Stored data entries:
━━━━

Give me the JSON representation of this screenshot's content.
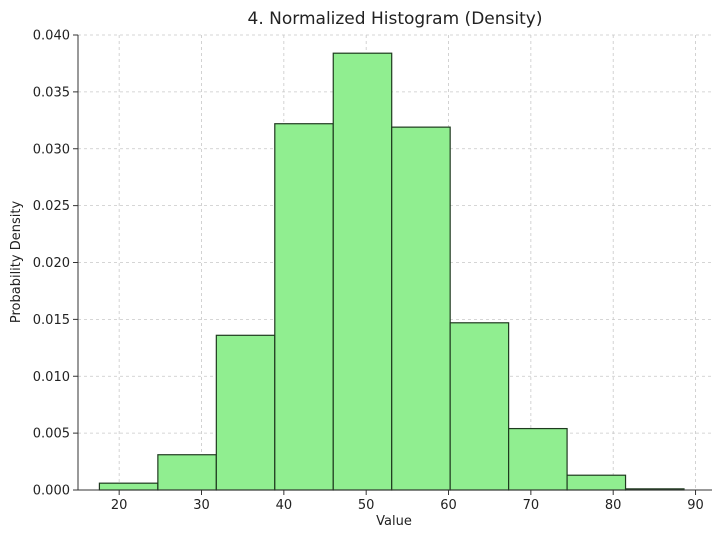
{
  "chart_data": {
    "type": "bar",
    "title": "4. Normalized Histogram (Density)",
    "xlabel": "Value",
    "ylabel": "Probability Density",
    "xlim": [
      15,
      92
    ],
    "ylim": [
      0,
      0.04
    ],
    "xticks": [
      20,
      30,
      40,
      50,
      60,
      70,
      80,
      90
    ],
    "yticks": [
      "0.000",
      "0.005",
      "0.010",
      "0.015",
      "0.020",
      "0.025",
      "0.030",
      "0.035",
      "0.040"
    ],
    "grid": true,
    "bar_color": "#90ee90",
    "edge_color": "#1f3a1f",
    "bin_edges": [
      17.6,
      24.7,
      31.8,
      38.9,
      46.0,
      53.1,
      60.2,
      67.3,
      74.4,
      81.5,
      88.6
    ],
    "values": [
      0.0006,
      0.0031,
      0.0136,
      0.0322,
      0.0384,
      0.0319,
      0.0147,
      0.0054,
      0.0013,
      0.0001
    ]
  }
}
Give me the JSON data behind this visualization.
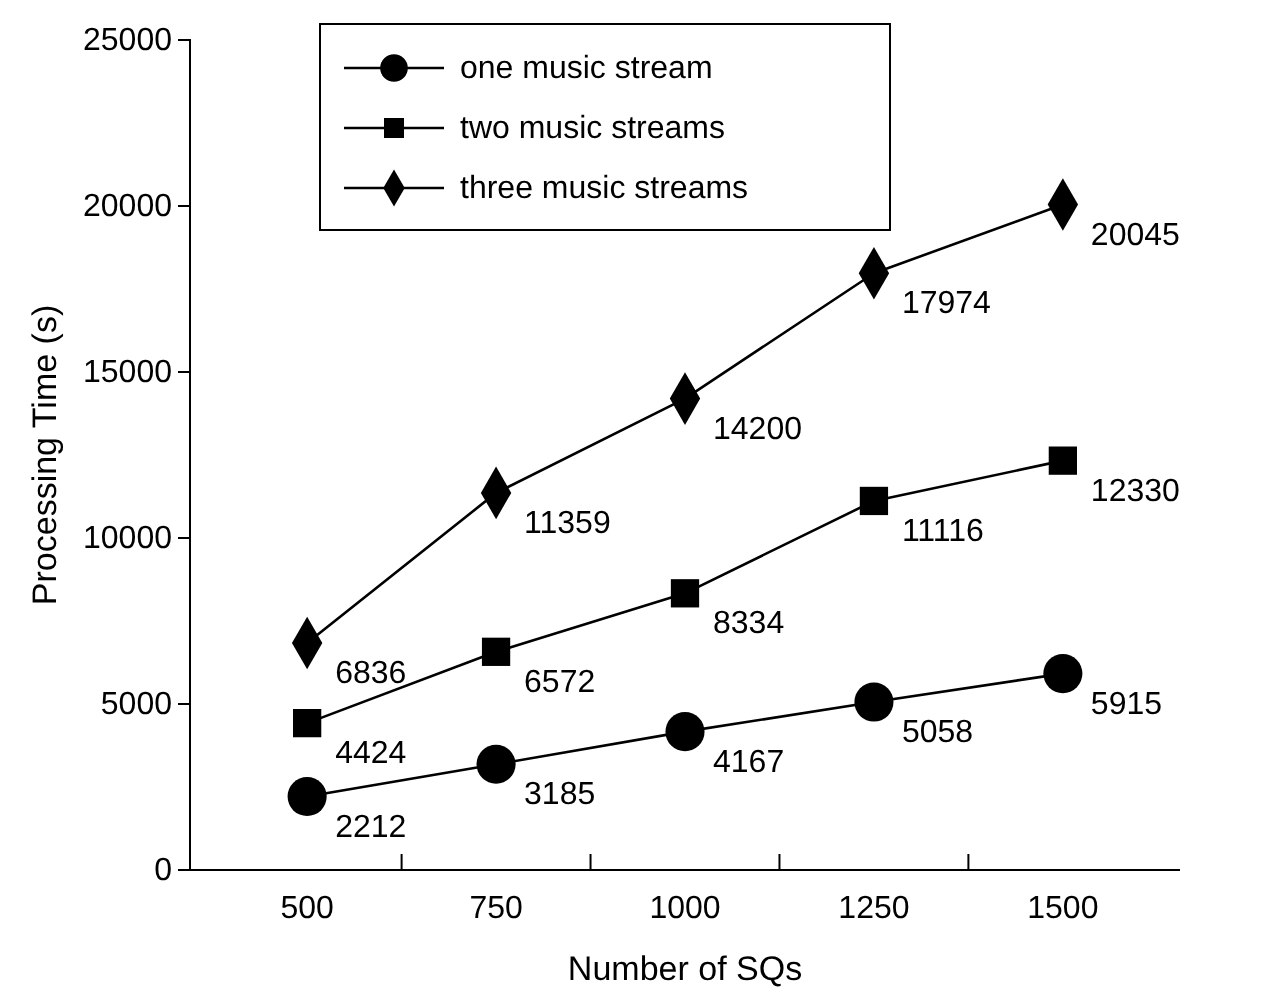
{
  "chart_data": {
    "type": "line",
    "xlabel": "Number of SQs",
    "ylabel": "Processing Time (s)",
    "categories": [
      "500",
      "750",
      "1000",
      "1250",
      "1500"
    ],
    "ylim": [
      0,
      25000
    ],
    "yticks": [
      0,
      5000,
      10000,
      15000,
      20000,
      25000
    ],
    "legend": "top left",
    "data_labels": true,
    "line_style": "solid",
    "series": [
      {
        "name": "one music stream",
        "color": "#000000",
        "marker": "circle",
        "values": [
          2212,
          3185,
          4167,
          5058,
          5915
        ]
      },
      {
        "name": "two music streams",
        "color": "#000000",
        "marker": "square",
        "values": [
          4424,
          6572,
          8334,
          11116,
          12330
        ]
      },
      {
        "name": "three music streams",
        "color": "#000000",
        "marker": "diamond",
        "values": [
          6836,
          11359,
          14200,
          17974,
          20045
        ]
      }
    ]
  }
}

━━━━

▸ GOAL OF THE EXERCISE
Reproduce word for word the lines running from the line with "Give me the JSON data" through the end of the data, both included, and nothing else; leave out the pictures.

▸ FINISHED ANSWER
Give me the JSON data behind this visualization.
{
  "chart_data": {
    "type": "line",
    "xlabel": "Number of SQs",
    "ylabel": "Processing Time (s)",
    "categories": [
      "500",
      "750",
      "1000",
      "1250",
      "1500"
    ],
    "ylim": [
      0,
      25000
    ],
    "yticks": [
      0,
      5000,
      10000,
      15000,
      20000,
      25000
    ],
    "legend": "top left",
    "data_labels": true,
    "line_style": "solid",
    "series": [
      {
        "name": "one music stream",
        "color": "#000000",
        "marker": "circle",
        "values": [
          2212,
          3185,
          4167,
          5058,
          5915
        ]
      },
      {
        "name": "two music streams",
        "color": "#000000",
        "marker": "square",
        "values": [
          4424,
          6572,
          8334,
          11116,
          12330
        ]
      },
      {
        "name": "three music streams",
        "color": "#000000",
        "marker": "diamond",
        "values": [
          6836,
          11359,
          14200,
          17974,
          20045
        ]
      }
    ]
  }
}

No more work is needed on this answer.